** Start SUPPLIED INFORMATION **

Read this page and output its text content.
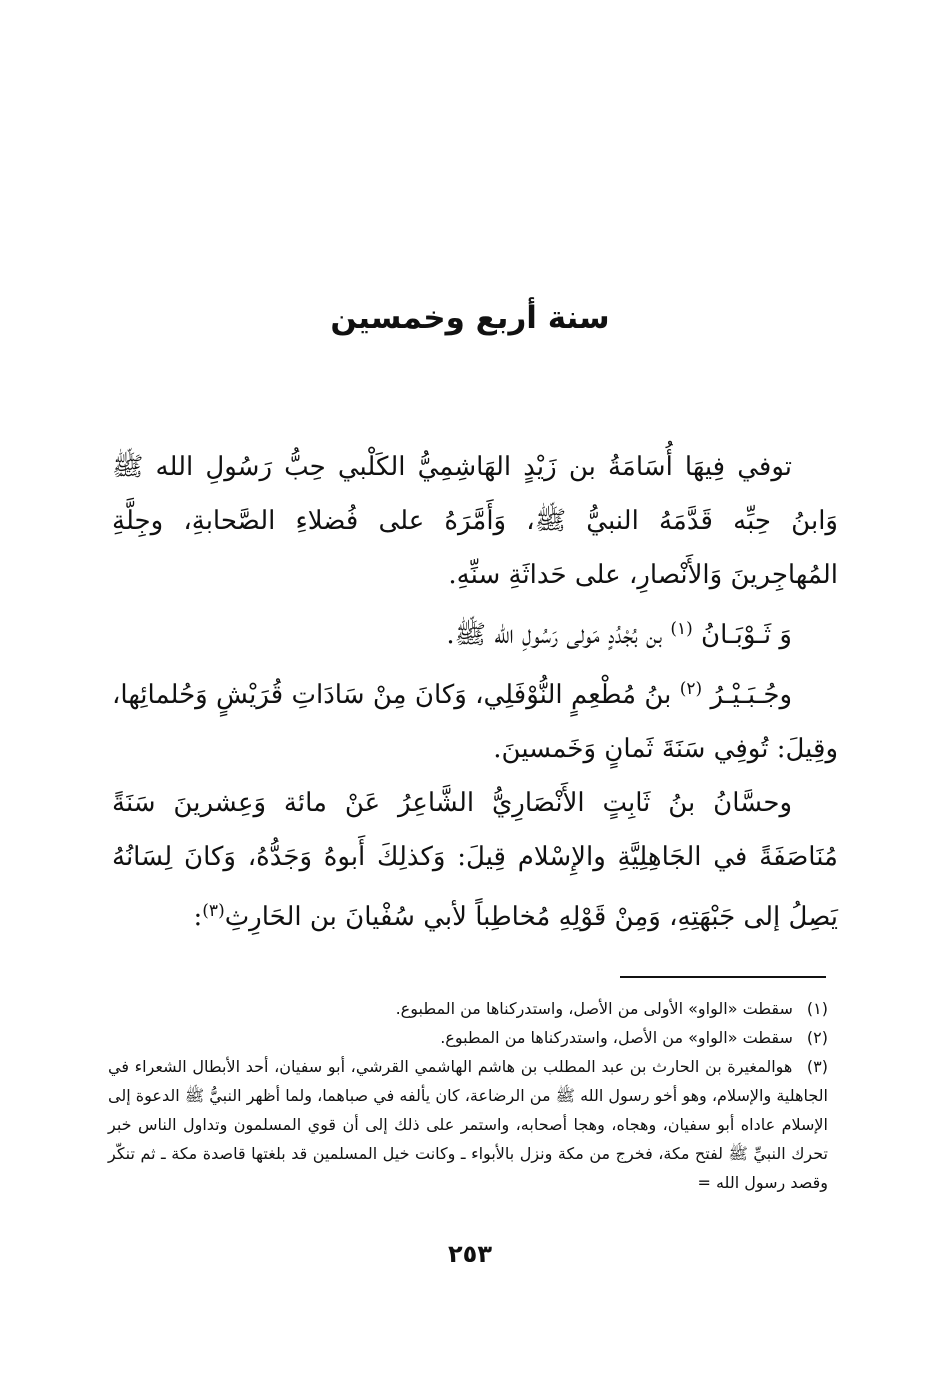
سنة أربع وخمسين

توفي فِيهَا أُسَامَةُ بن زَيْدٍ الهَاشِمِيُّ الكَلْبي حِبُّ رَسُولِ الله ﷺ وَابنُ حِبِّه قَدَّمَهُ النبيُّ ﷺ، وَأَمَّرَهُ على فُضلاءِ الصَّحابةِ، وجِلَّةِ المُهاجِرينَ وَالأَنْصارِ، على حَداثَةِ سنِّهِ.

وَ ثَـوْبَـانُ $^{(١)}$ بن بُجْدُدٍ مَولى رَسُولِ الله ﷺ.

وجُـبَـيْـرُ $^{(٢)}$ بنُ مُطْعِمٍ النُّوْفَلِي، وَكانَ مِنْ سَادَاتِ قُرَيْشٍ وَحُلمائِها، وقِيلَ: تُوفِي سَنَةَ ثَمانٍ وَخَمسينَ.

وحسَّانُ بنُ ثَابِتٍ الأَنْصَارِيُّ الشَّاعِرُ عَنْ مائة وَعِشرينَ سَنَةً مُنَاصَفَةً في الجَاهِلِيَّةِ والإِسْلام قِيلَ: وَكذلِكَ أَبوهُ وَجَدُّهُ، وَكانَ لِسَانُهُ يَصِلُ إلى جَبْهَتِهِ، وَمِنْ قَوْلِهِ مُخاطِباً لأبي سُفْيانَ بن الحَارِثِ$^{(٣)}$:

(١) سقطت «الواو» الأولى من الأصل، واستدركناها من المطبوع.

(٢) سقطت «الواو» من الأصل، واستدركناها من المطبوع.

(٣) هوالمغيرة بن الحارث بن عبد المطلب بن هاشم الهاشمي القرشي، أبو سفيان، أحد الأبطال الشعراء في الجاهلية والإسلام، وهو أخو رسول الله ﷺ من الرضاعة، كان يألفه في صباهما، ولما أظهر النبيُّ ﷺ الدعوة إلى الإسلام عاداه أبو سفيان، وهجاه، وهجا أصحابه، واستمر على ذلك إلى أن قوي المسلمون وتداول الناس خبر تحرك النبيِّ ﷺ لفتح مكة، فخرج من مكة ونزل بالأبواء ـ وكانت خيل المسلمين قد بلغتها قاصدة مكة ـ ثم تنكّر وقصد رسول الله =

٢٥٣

** End SUPPLIED INFORMATION **
** Start SUPPLIED INFORMATION **

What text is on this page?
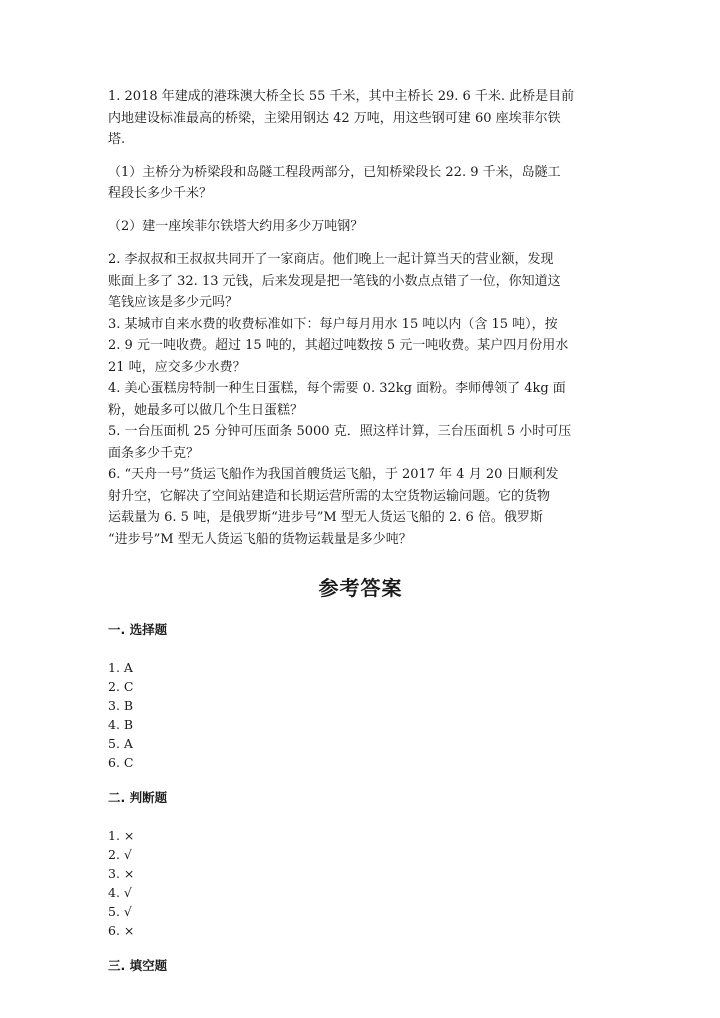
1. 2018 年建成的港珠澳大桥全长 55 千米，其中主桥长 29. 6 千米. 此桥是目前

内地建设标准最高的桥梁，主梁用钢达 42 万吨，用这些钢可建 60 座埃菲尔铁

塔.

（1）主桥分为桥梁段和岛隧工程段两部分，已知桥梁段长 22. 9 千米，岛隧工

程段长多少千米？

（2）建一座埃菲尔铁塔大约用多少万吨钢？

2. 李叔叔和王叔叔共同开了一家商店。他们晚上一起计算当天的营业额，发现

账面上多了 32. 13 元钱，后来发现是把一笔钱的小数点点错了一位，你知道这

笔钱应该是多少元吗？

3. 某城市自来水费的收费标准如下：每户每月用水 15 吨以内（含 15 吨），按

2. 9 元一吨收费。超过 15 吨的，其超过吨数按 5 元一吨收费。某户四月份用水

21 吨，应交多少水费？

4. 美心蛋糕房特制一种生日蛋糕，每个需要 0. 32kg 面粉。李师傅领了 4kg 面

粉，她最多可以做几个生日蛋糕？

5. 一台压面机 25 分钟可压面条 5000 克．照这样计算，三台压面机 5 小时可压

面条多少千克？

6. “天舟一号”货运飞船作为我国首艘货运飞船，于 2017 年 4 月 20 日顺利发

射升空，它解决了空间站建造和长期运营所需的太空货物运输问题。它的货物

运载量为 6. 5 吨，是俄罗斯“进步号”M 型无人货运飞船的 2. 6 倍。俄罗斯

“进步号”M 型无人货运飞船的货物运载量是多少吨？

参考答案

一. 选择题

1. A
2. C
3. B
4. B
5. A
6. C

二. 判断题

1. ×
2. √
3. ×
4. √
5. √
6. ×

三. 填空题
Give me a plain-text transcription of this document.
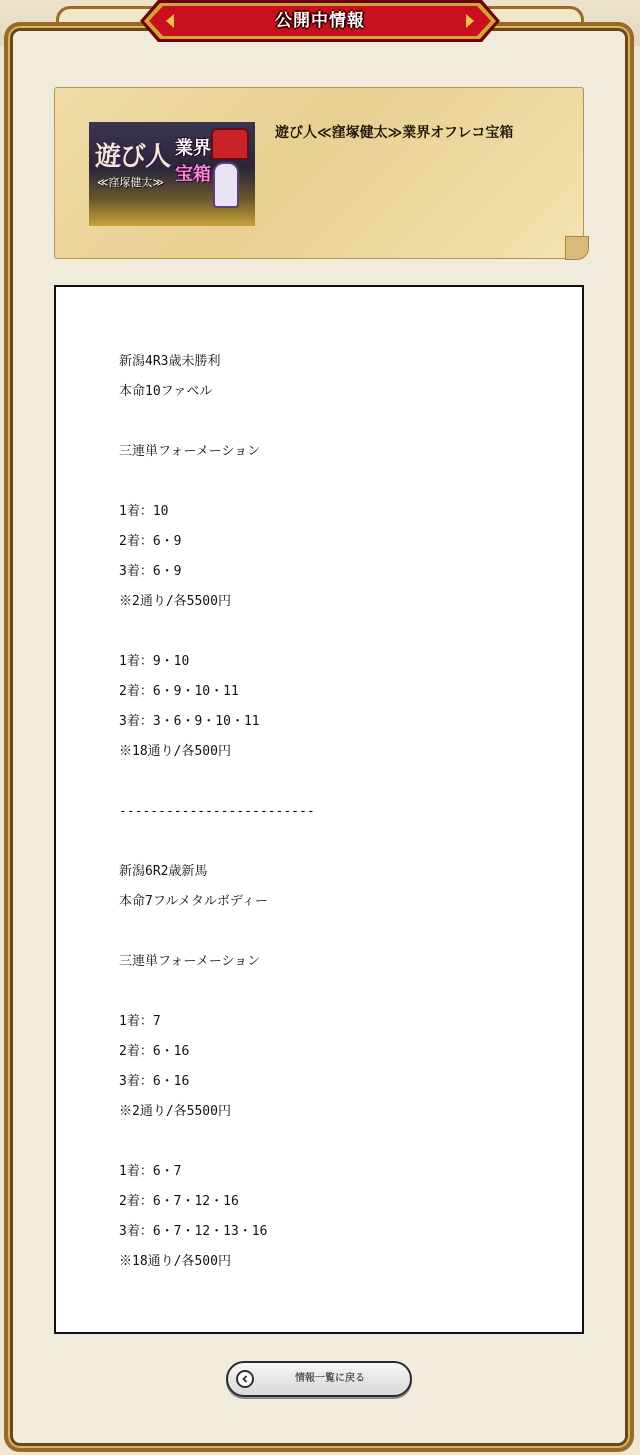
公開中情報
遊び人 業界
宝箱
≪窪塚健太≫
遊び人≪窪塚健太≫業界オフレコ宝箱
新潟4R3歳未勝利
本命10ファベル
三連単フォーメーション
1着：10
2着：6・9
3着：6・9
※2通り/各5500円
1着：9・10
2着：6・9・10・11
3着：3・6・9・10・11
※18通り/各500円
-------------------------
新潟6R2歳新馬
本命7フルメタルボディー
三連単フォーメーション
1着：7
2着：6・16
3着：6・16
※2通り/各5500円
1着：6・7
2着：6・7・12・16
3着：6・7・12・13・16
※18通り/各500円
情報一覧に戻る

** End SUPPLIED INFORMATION **

__WHAT TO DO__
Across the data, tally the lines containing "سقطت" and give back the number alone.

__FINAL RESULT__
2